** START **
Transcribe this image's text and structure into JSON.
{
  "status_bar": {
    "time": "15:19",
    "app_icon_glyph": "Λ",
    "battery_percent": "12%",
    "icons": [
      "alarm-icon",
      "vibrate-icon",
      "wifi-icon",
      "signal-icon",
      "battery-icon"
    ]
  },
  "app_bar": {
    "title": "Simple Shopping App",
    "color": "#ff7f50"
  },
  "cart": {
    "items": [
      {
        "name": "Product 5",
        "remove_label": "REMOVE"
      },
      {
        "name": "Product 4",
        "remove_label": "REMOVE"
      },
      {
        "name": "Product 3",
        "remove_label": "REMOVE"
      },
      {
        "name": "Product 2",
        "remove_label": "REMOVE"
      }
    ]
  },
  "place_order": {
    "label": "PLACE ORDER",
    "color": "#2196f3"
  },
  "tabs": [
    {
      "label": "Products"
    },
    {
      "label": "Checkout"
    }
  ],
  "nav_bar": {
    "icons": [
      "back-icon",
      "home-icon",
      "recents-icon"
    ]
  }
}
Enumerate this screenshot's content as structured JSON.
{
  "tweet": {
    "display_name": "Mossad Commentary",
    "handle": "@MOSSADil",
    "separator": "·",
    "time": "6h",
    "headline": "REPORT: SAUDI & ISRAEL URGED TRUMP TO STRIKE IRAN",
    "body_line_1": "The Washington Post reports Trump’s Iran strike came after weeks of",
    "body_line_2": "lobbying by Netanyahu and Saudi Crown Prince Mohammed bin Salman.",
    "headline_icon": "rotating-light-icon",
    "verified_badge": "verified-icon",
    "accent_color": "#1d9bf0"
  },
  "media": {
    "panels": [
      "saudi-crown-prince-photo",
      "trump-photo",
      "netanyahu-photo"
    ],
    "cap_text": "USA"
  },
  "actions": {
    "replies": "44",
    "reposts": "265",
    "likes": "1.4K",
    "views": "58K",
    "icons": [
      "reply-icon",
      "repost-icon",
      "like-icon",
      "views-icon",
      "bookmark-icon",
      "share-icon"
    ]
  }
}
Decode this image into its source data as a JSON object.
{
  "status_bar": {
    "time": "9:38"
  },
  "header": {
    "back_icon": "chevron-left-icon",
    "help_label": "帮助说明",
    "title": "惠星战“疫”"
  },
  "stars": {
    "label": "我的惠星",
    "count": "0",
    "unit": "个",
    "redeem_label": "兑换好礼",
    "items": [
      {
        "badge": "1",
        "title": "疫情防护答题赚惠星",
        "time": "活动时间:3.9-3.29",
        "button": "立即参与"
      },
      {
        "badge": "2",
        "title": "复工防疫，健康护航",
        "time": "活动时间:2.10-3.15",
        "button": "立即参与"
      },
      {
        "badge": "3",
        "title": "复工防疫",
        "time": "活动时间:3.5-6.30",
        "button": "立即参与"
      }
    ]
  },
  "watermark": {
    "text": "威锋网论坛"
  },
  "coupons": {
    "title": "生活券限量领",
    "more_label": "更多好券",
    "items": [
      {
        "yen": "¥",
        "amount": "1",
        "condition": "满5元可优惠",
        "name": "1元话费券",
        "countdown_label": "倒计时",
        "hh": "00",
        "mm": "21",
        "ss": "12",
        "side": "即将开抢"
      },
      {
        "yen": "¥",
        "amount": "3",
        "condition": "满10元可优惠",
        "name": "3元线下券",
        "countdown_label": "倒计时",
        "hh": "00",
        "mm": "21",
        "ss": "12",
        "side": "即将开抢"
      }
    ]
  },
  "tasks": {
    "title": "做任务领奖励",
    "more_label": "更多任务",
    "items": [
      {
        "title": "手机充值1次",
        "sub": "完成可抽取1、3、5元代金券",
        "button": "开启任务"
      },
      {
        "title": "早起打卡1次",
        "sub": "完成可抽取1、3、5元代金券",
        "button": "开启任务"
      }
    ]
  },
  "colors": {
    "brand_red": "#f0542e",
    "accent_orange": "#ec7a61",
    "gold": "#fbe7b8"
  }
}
** END **
PROBLEM DETAILS
Transcribe all entries exactly as they are given.

EXPECTED ANSWER
Transcribe this image's text and structure into JSON.
{
  "status_bar": {
    "time": "15:19",
    "app_icon_glyph": "Λ",
    "battery_percent": "12%",
    "icons": [
      "alarm-icon",
      "vibrate-icon",
      "wifi-icon",
      "signal-icon",
      "battery-icon"
    ]
  },
  "app_bar": {
    "title": "Simple Shopping App",
    "color": "#ff7f50"
  },
  "cart": {
    "items": [
      {
        "name": "Product 5",
        "remove_label": "REMOVE"
      },
      {
        "name": "Product 4",
        "remove_label": "REMOVE"
      },
      {
        "name": "Product 3",
        "remove_label": "REMOVE"
      },
      {
        "name": "Product 2",
        "remove_label": "REMOVE"
      }
    ]
  },
  "place_order": {
    "label": "PLACE ORDER",
    "color": "#2196f3"
  },
  "tabs": [
    {
      "label": "Products"
    },
    {
      "label": "Checkout"
    }
  ],
  "nav_bar": {
    "icons": [
      "back-icon",
      "home-icon",
      "recents-icon"
    ]
  }
}
Enumerate this screenshot's content as structured JSON.
{
  "tweet": {
    "display_name": "Mossad Commentary",
    "handle": "@MOSSADil",
    "separator": "·",
    "time": "6h",
    "headline": "REPORT: SAUDI & ISRAEL URGED TRUMP TO STRIKE IRAN",
    "body_line_1": "The Washington Post reports Trump’s Iran strike came after weeks of",
    "body_line_2": "lobbying by Netanyahu and Saudi Crown Prince Mohammed bin Salman.",
    "headline_icon": "rotating-light-icon",
    "verified_badge": "verified-icon",
    "accent_color": "#1d9bf0"
  },
  "media": {
    "panels": [
      "saudi-crown-prince-photo",
      "trump-photo",
      "netanyahu-photo"
    ],
    "cap_text": "USA"
  },
  "actions": {
    "replies": "44",
    "reposts": "265",
    "likes": "1.4K",
    "views": "58K",
    "icons": [
      "reply-icon",
      "repost-icon",
      "like-icon",
      "views-icon",
      "bookmark-icon",
      "share-icon"
    ]
  }
}
Decode this image into its source data as a JSON object.
{
  "status_bar": {
    "time": "9:38"
  },
  "header": {
    "back_icon": "chevron-left-icon",
    "help_label": "帮助说明",
    "title": "惠星战“疫”"
  },
  "stars": {
    "label": "我的惠星",
    "count": "0",
    "unit": "个",
    "redeem_label": "兑换好礼",
    "items": [
      {
        "badge": "1",
        "title": "疫情防护答题赚惠星",
        "time": "活动时间:3.9-3.29",
        "button": "立即参与"
      },
      {
        "badge": "2",
        "title": "复工防疫，健康护航",
        "time": "活动时间:2.10-3.15",
        "button": "立即参与"
      },
      {
        "badge": "3",
        "title": "复工防疫",
        "time": "活动时间:3.5-6.30",
        "button": "立即参与"
      }
    ]
  },
  "watermark": {
    "text": "威锋网论坛"
  },
  "coupons": {
    "title": "生活券限量领",
    "more_label": "更多好券",
    "items": [
      {
        "yen": "¥",
        "amount": "1",
        "condition": "满5元可优惠",
        "name": "1元话费券",
        "countdown_label": "倒计时",
        "hh": "00",
        "mm": "21",
        "ss": "12",
        "side": "即将开抢"
      },
      {
        "yen": "¥",
        "amount": "3",
        "condition": "满10元可优惠",
        "name": "3元线下券",
        "countdown_label": "倒计时",
        "hh": "00",
        "mm": "21",
        "ss": "12",
        "side": "即将开抢"
      }
    ]
  },
  "tasks": {
    "title": "做任务领奖励",
    "more_label": "更多任务",
    "items": [
      {
        "title": "手机充值1次",
        "sub": "完成可抽取1、3、5元代金券",
        "button": "开启任务"
      },
      {
        "title": "早起打卡1次",
        "sub": "完成可抽取1、3、5元代金券",
        "button": "开启任务"
      }
    ]
  },
  "colors": {
    "brand_red": "#f0542e",
    "accent_orange": "#ec7a61",
    "gold": "#fbe7b8"
  }
}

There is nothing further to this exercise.